* TASK DESCRIPTION: Check every line below for the word "مقصد" and copy the ones that have it.

* GIVEN RECORDS:

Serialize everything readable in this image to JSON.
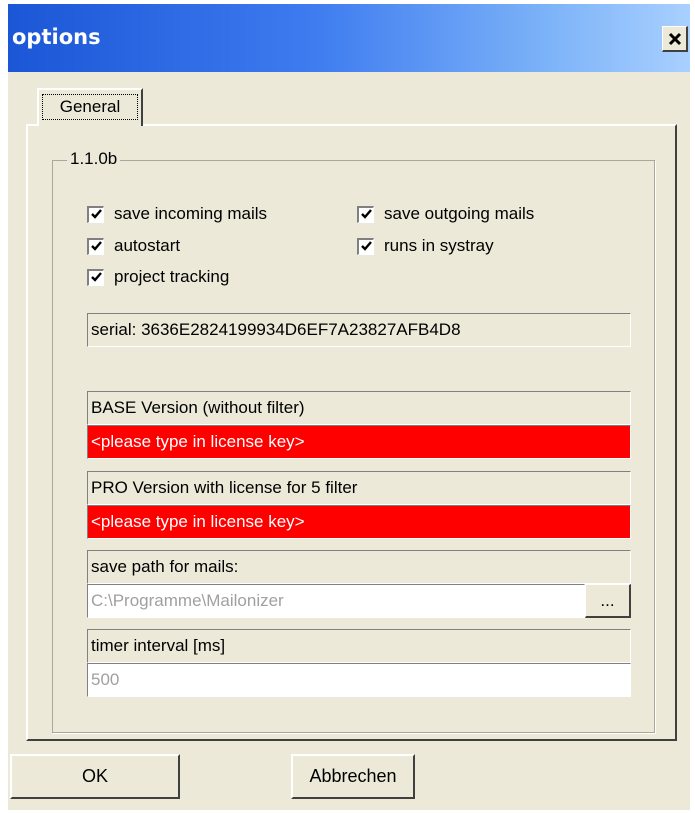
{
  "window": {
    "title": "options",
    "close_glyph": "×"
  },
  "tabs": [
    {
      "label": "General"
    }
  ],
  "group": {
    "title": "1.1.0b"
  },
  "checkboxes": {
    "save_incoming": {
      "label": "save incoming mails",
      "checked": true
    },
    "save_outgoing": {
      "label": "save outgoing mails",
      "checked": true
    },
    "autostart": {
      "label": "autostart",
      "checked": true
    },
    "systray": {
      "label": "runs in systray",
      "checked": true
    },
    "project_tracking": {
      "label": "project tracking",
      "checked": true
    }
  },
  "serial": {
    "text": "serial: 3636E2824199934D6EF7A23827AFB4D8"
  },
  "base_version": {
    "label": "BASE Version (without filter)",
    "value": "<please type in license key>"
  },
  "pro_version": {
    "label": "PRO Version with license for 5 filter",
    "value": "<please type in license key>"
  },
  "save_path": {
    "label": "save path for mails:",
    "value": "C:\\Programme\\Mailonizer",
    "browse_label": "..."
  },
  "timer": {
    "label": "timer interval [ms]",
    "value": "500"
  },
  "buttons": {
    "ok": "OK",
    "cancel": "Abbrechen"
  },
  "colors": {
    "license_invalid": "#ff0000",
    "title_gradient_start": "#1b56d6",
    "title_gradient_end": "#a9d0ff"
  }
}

--

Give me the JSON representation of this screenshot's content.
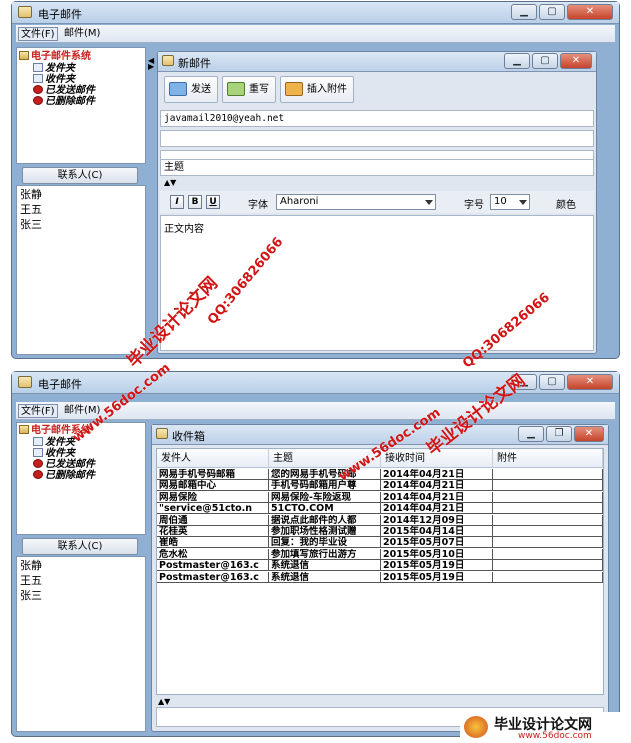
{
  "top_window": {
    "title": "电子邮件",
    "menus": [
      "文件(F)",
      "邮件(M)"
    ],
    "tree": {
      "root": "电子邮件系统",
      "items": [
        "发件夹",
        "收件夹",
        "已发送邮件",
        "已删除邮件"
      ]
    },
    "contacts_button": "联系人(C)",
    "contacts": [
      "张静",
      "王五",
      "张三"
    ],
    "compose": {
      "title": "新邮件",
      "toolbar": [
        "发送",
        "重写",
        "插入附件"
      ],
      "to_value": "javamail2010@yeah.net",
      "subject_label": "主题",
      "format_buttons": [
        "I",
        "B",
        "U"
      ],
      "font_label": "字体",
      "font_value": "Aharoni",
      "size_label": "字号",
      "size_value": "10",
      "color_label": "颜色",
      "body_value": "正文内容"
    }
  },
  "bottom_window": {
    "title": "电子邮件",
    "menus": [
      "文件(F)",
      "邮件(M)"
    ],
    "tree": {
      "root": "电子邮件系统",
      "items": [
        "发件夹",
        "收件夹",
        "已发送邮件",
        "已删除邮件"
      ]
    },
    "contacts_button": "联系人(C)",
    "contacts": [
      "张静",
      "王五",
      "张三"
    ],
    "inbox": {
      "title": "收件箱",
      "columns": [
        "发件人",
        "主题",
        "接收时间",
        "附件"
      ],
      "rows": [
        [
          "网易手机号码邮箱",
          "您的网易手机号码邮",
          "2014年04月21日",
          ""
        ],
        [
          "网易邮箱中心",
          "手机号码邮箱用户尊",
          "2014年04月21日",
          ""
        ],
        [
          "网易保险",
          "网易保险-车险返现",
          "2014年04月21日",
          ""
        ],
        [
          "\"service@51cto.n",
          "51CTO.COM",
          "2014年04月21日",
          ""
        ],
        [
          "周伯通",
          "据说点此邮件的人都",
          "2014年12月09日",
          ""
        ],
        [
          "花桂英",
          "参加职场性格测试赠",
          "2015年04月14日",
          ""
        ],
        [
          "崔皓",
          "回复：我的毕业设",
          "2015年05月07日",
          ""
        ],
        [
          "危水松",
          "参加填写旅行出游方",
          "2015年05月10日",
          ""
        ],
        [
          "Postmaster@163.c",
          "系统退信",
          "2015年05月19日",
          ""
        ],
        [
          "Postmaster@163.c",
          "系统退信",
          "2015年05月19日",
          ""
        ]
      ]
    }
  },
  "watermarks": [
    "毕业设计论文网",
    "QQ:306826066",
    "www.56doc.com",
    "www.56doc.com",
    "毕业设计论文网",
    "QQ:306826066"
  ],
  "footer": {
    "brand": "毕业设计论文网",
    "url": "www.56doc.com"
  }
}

==

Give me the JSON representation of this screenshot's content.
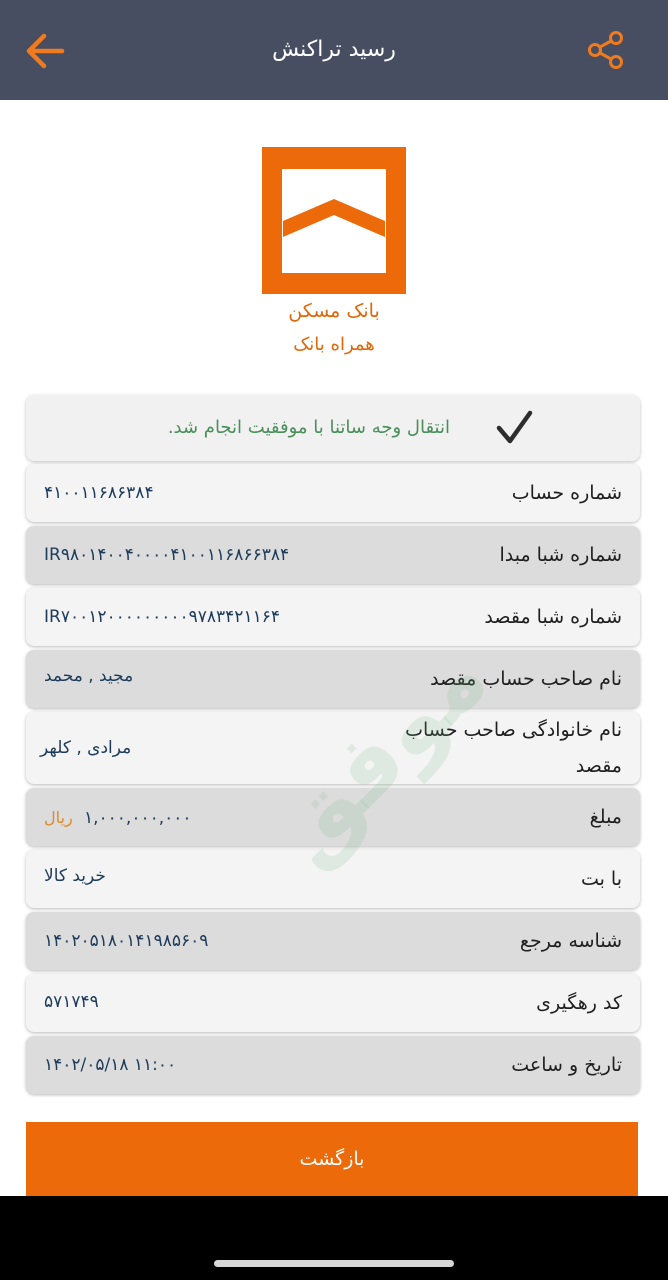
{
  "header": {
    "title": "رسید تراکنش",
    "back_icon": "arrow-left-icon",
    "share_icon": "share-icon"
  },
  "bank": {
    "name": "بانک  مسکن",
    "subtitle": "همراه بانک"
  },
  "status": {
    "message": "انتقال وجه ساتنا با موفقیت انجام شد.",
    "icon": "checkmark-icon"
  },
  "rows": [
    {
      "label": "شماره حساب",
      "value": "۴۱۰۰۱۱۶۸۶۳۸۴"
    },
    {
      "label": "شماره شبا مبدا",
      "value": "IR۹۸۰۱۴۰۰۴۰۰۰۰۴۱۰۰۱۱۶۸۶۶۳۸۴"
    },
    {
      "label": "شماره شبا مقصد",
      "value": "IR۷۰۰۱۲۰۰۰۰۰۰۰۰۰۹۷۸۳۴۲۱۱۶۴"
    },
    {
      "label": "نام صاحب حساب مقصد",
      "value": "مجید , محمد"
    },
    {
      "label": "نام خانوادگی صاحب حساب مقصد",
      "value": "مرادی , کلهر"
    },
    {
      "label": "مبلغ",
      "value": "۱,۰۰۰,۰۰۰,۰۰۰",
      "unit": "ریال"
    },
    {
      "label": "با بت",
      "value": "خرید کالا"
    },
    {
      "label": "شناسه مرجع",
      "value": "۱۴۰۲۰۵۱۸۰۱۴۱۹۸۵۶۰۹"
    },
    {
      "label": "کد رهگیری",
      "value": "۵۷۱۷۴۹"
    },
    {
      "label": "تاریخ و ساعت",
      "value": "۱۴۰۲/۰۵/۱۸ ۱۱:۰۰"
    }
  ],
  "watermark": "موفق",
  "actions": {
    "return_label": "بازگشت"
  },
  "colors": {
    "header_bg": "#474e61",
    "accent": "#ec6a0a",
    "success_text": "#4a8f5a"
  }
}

* EXERCISE ANSWER:
      "label": "شماره شبا مقصد",
      "label": "نام صاحب حساب مقصد",
      "label": "نام خانوادگی صاحب حساب مقصد",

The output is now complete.